Search the material for the word "arginine" and report each line where it turns up.

■ Records from a collection of figures:
== == ==

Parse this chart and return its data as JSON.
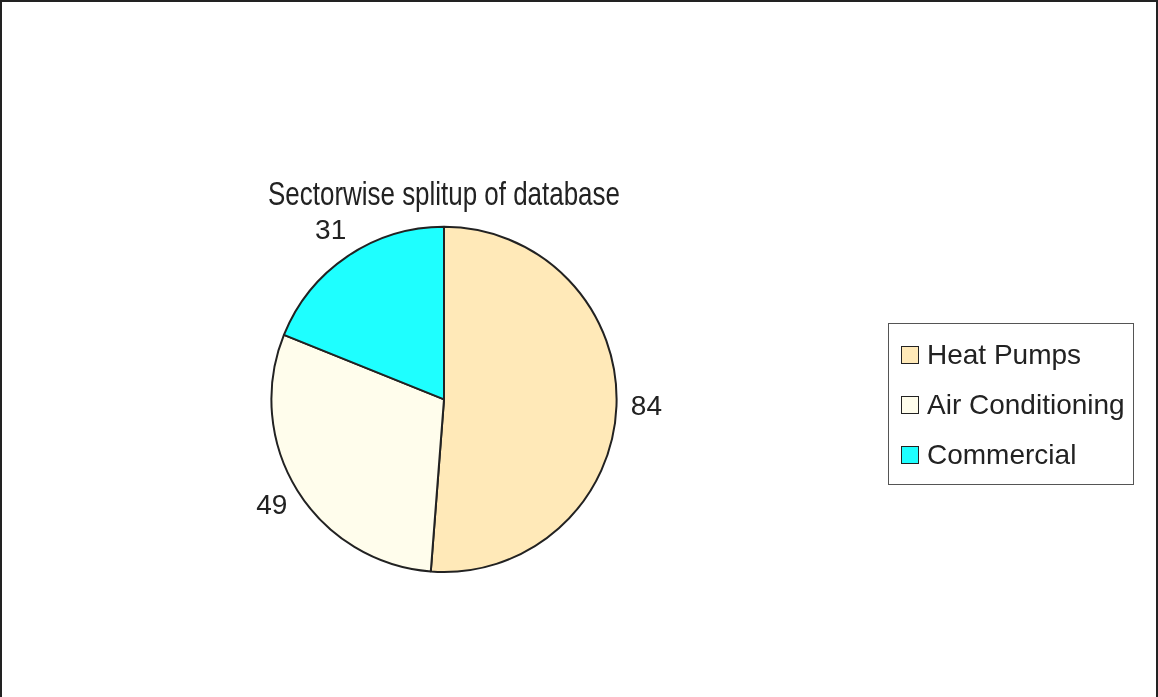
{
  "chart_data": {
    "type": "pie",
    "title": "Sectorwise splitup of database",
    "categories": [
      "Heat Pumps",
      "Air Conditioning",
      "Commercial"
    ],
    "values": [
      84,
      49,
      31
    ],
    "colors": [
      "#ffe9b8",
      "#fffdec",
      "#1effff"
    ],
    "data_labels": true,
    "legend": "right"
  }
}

== == ==

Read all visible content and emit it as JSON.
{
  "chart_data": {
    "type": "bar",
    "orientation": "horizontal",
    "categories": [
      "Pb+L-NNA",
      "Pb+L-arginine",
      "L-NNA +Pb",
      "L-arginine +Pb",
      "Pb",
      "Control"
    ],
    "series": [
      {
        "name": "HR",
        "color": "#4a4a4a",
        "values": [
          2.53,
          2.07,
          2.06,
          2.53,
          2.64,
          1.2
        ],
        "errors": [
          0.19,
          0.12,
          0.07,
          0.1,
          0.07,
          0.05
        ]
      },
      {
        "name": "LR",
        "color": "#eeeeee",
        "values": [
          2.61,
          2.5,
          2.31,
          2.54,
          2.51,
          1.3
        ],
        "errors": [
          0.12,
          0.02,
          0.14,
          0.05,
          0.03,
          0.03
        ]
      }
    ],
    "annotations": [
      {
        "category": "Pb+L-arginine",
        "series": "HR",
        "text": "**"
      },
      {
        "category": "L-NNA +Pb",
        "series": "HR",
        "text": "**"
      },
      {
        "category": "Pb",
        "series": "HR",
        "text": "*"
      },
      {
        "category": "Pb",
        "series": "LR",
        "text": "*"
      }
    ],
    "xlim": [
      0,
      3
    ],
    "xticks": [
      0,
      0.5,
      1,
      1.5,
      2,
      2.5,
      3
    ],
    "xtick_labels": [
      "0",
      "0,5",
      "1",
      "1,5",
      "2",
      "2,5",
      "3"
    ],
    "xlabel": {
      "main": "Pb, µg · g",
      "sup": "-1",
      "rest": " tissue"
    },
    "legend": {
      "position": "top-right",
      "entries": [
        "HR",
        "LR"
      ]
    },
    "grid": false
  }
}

== == ==

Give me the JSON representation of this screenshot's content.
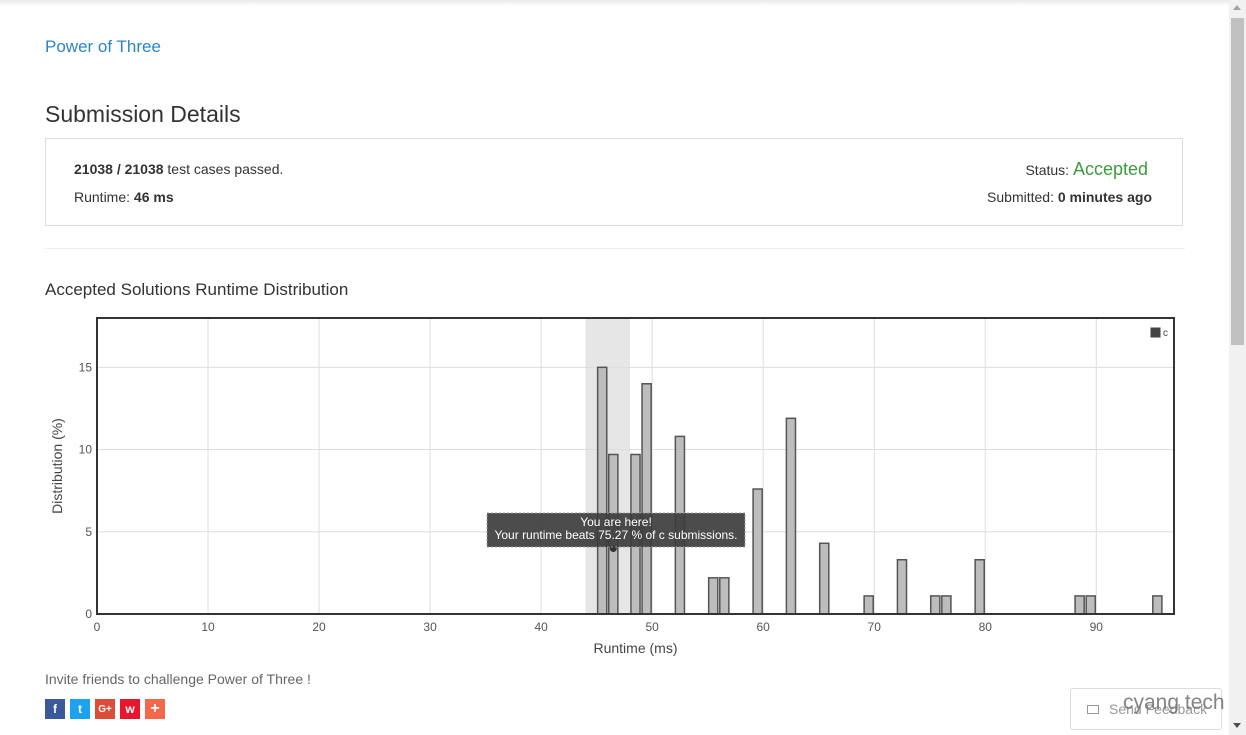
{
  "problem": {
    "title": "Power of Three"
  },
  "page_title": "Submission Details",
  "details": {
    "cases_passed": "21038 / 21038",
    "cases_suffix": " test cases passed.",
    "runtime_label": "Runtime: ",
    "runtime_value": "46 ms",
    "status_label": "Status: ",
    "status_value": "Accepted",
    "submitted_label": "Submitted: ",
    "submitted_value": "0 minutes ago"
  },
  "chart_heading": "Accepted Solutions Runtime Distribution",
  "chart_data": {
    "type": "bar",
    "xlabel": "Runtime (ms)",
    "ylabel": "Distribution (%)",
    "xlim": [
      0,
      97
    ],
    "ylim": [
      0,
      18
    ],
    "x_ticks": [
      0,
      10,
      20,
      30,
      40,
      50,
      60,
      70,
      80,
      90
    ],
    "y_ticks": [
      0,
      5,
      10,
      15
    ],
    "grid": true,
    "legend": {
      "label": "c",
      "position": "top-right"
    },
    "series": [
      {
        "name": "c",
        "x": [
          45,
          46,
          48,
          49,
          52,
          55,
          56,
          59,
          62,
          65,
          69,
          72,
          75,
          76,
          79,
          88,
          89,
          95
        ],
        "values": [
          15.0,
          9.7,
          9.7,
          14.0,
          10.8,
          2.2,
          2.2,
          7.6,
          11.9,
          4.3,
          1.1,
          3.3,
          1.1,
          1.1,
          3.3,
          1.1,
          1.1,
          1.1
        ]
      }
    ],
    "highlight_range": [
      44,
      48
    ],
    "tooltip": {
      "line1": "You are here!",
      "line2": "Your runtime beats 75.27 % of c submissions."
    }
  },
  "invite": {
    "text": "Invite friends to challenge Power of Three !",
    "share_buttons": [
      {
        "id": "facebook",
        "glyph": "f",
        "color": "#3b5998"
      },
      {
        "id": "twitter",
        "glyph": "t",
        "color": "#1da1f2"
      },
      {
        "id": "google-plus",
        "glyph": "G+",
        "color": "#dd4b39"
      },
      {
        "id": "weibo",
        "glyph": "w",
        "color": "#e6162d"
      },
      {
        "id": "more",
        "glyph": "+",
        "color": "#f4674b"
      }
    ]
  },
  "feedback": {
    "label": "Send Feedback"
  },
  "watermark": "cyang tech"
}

== == ==

■ COMPLETE RESPONSE:
      "Pb+L-arginine",
      "L-arginine +Pb",
        "category": "Pb+L-arginine",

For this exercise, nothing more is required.